§ **WHAT YOU ARE ASKED TO DO**:
Search the entries for the word "重大公共卫生服务" and pull out each line that has it.

◆ ◆ ◆ ◆

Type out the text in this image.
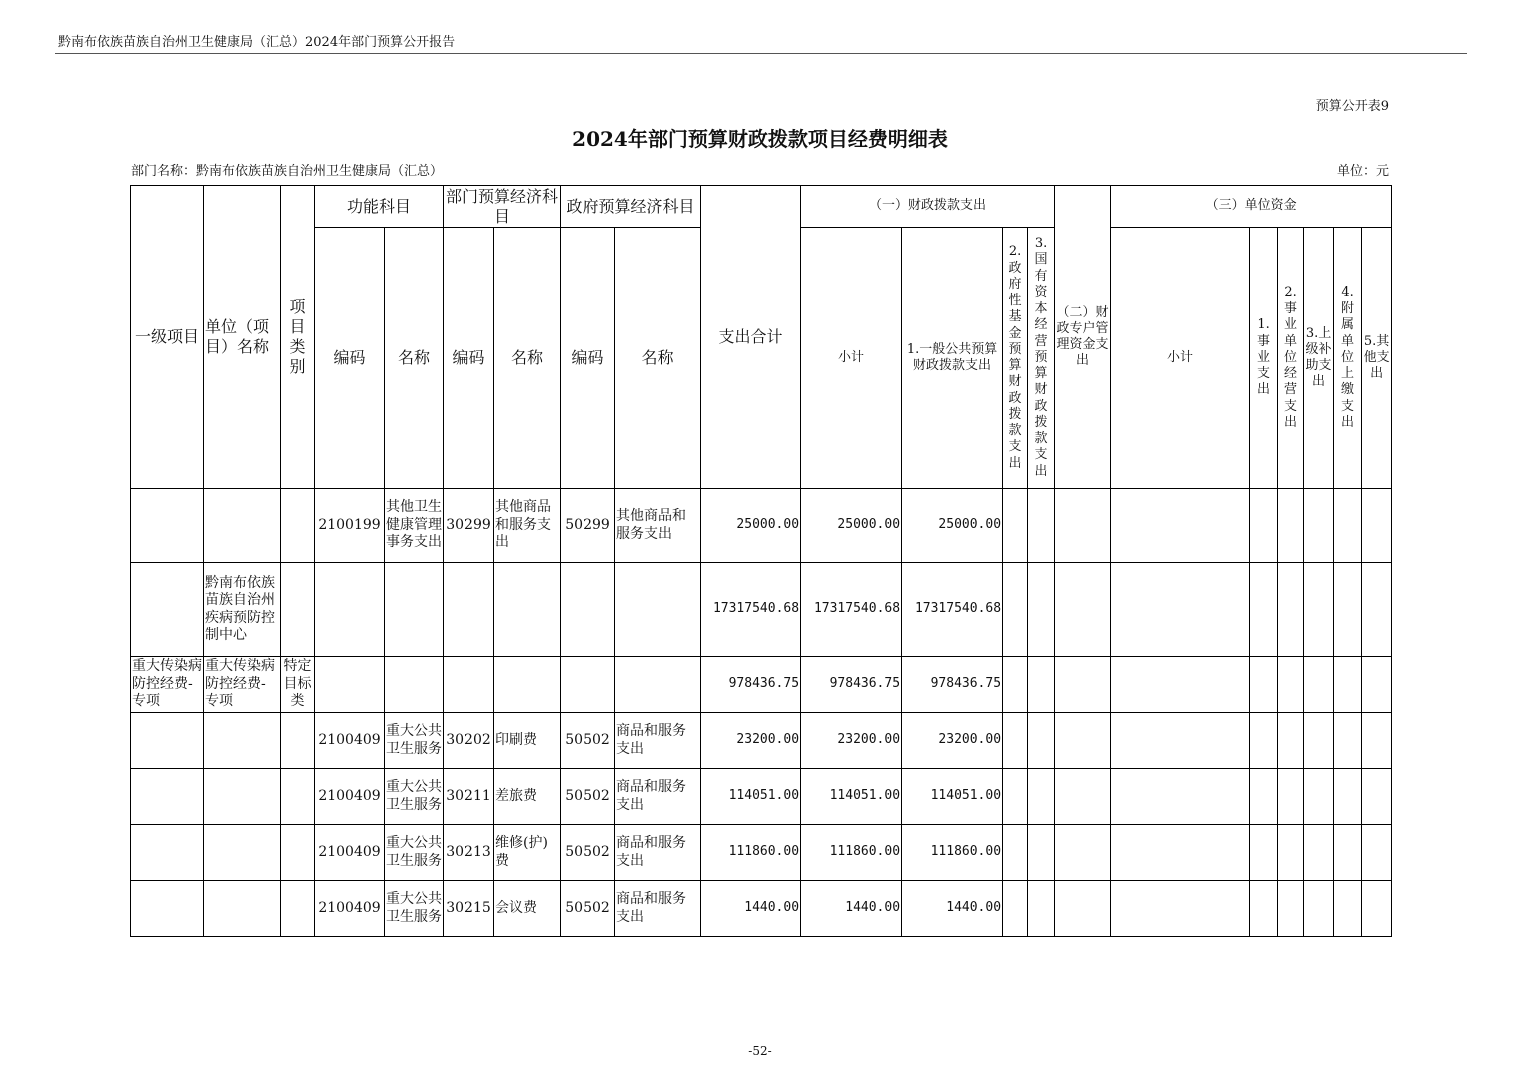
黔南布依族苗族自治州卫生健康局（汇总）2024年部门预算公开报告
预算公开表9
2024年部门预算财政拨款项目经费明细表
部门名称：黔南布依族苗族自治州卫生健康局（汇总）	单位：元
一级项目	单位（项目）名称	项目类别	功能科目		部门预算经济科目		政府预算经济科目		支出合计	（一）财政拨款支出				（二）财政专户管理资金支出	（三）单位资金					
			编码	名称	编码	名称	编码	名称		小计	1.一般公共预算财政拨款支出	2.政府性基金预算财政拨款支出	3.国有资本经营预算财政拨款支出		小计	1.事业支出	2.事业单位经营支出	3.上级补助支出	4.附属单位上缴支出	5.其他支出
			2100199	其他卫生健康管理事务支出	30299	其他商品和服务支出	50299	其他商品和服务支出	25000.00	25000.00	25000.00									
	黔南布依族苗族自治州疾病预防控制中心								17317540.68	17317540.68	17317540.68									
重大传染病防控经费-专项	重大传染病防控经费-专项	特定目标类							978436.75	978436.75	978436.75									
			2100409	重大公共卫生服务	30202	印刷费	50502	商品和服务支出	23200.00	23200.00	23200.00									
			2100409	重大公共卫生服务	30211	差旅费	50502	商品和服务支出	114051.00	114051.00	114051.00									
			2100409	重大公共卫生服务	30213	维修(护)费	50502	商品和服务支出	111860.00	111860.00	111860.00									
			2100409	重大公共卫生服务	30215	会议费	50502	商品和服务支出	1440.00	1440.00	1440.00									
-52-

◆ ◆ ◆ ◆

§ **EXERCISE RESULT**:
			2100409	重大公共卫生服务	30202	印刷费	50502	商品和服务支出	23200.00	23200.00	23200.00									
			2100409	重大公共卫生服务	30211	差旅费	50502	商品和服务支出	114051.00	114051.00	114051.00									
			2100409	重大公共卫生服务	30213	维修(护)费	50502	商品和服务支出	111860.00	111860.00	111860.00									
			2100409	重大公共卫生服务	30215	会议费	50502	商品和服务支出	1440.00	1440.00	1440.00									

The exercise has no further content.